> _Material to process_:
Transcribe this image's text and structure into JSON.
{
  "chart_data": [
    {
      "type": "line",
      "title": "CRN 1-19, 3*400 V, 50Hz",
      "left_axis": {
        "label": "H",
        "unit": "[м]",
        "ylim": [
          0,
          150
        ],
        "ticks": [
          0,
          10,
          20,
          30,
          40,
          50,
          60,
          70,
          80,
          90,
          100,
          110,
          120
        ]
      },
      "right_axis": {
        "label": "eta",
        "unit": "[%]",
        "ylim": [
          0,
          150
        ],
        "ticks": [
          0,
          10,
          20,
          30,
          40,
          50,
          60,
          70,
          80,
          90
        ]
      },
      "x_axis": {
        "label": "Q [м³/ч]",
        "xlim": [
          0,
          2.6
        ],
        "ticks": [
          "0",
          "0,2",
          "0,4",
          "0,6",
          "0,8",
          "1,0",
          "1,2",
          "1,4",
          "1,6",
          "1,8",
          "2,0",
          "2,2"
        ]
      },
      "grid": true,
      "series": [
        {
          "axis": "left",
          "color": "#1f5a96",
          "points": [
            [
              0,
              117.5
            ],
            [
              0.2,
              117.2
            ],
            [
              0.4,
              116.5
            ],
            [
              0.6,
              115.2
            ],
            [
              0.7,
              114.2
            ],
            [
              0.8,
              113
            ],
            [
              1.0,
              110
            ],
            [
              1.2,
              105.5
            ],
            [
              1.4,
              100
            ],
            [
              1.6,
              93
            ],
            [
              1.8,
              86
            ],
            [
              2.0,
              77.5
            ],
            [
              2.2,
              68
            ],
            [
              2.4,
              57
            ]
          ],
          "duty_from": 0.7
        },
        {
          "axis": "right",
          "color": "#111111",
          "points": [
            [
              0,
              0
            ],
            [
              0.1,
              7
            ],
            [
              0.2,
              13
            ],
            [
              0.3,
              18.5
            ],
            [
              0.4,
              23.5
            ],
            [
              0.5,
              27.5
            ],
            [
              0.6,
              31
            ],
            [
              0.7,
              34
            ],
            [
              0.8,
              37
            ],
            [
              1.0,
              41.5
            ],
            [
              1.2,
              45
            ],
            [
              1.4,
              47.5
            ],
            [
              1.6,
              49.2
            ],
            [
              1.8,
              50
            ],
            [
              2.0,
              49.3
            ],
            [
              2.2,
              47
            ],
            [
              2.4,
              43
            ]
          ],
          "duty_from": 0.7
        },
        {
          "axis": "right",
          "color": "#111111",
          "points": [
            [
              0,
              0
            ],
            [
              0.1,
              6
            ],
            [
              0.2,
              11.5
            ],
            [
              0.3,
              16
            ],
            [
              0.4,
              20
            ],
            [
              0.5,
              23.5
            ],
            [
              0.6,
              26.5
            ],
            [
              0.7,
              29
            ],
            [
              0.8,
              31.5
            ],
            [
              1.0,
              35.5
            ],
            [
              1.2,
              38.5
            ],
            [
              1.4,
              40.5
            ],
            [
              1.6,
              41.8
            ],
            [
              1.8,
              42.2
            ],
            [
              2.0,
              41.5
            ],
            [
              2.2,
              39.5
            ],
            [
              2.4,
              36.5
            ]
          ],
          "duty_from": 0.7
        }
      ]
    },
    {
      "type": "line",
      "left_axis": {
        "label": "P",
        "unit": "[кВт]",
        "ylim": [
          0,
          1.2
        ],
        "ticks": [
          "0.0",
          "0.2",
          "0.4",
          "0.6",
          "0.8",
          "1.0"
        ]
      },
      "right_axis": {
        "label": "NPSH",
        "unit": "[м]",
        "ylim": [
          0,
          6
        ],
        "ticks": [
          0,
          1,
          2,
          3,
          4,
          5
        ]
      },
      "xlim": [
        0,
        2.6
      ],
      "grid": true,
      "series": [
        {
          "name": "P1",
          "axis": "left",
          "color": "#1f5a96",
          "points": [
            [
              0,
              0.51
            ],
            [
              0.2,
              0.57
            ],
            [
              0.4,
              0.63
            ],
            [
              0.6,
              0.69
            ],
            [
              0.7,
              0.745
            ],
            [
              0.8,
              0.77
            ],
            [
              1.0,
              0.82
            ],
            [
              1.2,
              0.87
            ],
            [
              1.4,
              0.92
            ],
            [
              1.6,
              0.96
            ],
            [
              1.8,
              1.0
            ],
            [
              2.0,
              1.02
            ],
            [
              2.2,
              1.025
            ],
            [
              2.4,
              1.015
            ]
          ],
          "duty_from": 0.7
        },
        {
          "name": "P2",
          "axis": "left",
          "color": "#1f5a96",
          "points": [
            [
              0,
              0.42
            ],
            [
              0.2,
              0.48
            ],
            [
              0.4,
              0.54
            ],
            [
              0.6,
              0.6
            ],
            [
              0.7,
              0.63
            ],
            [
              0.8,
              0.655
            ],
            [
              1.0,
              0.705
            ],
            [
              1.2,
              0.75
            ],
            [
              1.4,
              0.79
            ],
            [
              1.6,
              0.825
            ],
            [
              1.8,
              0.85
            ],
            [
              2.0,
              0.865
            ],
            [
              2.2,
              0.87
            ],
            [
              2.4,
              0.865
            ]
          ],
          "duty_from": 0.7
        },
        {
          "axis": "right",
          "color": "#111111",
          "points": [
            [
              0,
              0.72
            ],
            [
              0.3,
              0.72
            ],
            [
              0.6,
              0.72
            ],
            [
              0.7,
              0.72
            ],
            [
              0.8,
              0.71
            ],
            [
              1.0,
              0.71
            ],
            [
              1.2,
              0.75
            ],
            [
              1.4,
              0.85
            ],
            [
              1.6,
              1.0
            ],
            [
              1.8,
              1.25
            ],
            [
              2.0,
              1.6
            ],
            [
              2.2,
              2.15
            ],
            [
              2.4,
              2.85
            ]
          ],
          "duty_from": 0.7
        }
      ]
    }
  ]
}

> _The task_:
Above are some records; repeat all of them exactly.

> _Output_:
Transcribe this image's text and structure into JSON.
{
  "chart_data": [
    {
      "type": "line",
      "title": "CRN 1-19, 3*400 V, 50Hz",
      "left_axis": {
        "label": "H",
        "unit": "[м]",
        "ylim": [
          0,
          150
        ],
        "ticks": [
          0,
          10,
          20,
          30,
          40,
          50,
          60,
          70,
          80,
          90,
          100,
          110,
          120
        ]
      },
      "right_axis": {
        "label": "eta",
        "unit": "[%]",
        "ylim": [
          0,
          150
        ],
        "ticks": [
          0,
          10,
          20,
          30,
          40,
          50,
          60,
          70,
          80,
          90
        ]
      },
      "x_axis": {
        "label": "Q [м³/ч]",
        "xlim": [
          0,
          2.6
        ],
        "ticks": [
          "0",
          "0,2",
          "0,4",
          "0,6",
          "0,8",
          "1,0",
          "1,2",
          "1,4",
          "1,6",
          "1,8",
          "2,0",
          "2,2"
        ]
      },
      "grid": true,
      "series": [
        {
          "axis": "left",
          "color": "#1f5a96",
          "points": [
            [
              0,
              117.5
            ],
            [
              0.2,
              117.2
            ],
            [
              0.4,
              116.5
            ],
            [
              0.6,
              115.2
            ],
            [
              0.7,
              114.2
            ],
            [
              0.8,
              113
            ],
            [
              1.0,
              110
            ],
            [
              1.2,
              105.5
            ],
            [
              1.4,
              100
            ],
            [
              1.6,
              93
            ],
            [
              1.8,
              86
            ],
            [
              2.0,
              77.5
            ],
            [
              2.2,
              68
            ],
            [
              2.4,
              57
            ]
          ],
          "duty_from": 0.7
        },
        {
          "axis": "right",
          "color": "#111111",
          "points": [
            [
              0,
              0
            ],
            [
              0.1,
              7
            ],
            [
              0.2,
              13
            ],
            [
              0.3,
              18.5
            ],
            [
              0.4,
              23.5
            ],
            [
              0.5,
              27.5
            ],
            [
              0.6,
              31
            ],
            [
              0.7,
              34
            ],
            [
              0.8,
              37
            ],
            [
              1.0,
              41.5
            ],
            [
              1.2,
              45
            ],
            [
              1.4,
              47.5
            ],
            [
              1.6,
              49.2
            ],
            [
              1.8,
              50
            ],
            [
              2.0,
              49.3
            ],
            [
              2.2,
              47
            ],
            [
              2.4,
              43
            ]
          ],
          "duty_from": 0.7
        },
        {
          "axis": "right",
          "color": "#111111",
          "points": [
            [
              0,
              0
            ],
            [
              0.1,
              6
            ],
            [
              0.2,
              11.5
            ],
            [
              0.3,
              16
            ],
            [
              0.4,
              20
            ],
            [
              0.5,
              23.5
            ],
            [
              0.6,
              26.5
            ],
            [
              0.7,
              29
            ],
            [
              0.8,
              31.5
            ],
            [
              1.0,
              35.5
            ],
            [
              1.2,
              38.5
            ],
            [
              1.4,
              40.5
            ],
            [
              1.6,
              41.8
            ],
            [
              1.8,
              42.2
            ],
            [
              2.0,
              41.5
            ],
            [
              2.2,
              39.5
            ],
            [
              2.4,
              36.5
            ]
          ],
          "duty_from": 0.7
        }
      ]
    },
    {
      "type": "line",
      "left_axis": {
        "label": "P",
        "unit": "[кВт]",
        "ylim": [
          0,
          1.2
        ],
        "ticks": [
          "0.0",
          "0.2",
          "0.4",
          "0.6",
          "0.8",
          "1.0"
        ]
      },
      "right_axis": {
        "label": "NPSH",
        "unit": "[м]",
        "ylim": [
          0,
          6
        ],
        "ticks": [
          0,
          1,
          2,
          3,
          4,
          5
        ]
      },
      "xlim": [
        0,
        2.6
      ],
      "grid": true,
      "series": [
        {
          "name": "P1",
          "axis": "left",
          "color": "#1f5a96",
          "points": [
            [
              0,
              0.51
            ],
            [
              0.2,
              0.57
            ],
            [
              0.4,
              0.63
            ],
            [
              0.6,
              0.69
            ],
            [
              0.7,
              0.745
            ],
            [
              0.8,
              0.77
            ],
            [
              1.0,
              0.82
            ],
            [
              1.2,
              0.87
            ],
            [
              1.4,
              0.92
            ],
            [
              1.6,
              0.96
            ],
            [
              1.8,
              1.0
            ],
            [
              2.0,
              1.02
            ],
            [
              2.2,
              1.025
            ],
            [
              2.4,
              1.015
            ]
          ],
          "duty_from": 0.7
        },
        {
          "name": "P2",
          "axis": "left",
          "color": "#1f5a96",
          "points": [
            [
              0,
              0.42
            ],
            [
              0.2,
              0.48
            ],
            [
              0.4,
              0.54
            ],
            [
              0.6,
              0.6
            ],
            [
              0.7,
              0.63
            ],
            [
              0.8,
              0.655
            ],
            [
              1.0,
              0.705
            ],
            [
              1.2,
              0.75
            ],
            [
              1.4,
              0.79
            ],
            [
              1.6,
              0.825
            ],
            [
              1.8,
              0.85
            ],
            [
              2.0,
              0.865
            ],
            [
              2.2,
              0.87
            ],
            [
              2.4,
              0.865
            ]
          ],
          "duty_from": 0.7
        },
        {
          "axis": "right",
          "color": "#111111",
          "points": [
            [
              0,
              0.72
            ],
            [
              0.3,
              0.72
            ],
            [
              0.6,
              0.72
            ],
            [
              0.7,
              0.72
            ],
            [
              0.8,
              0.71
            ],
            [
              1.0,
              0.71
            ],
            [
              1.2,
              0.75
            ],
            [
              1.4,
              0.85
            ],
            [
              1.6,
              1.0
            ],
            [
              1.8,
              1.25
            ],
            [
              2.0,
              1.6
            ],
            [
              2.2,
              2.15
            ],
            [
              2.4,
              2.85
            ]
          ],
          "duty_from": 0.7
        }
      ]
    }
  ]
}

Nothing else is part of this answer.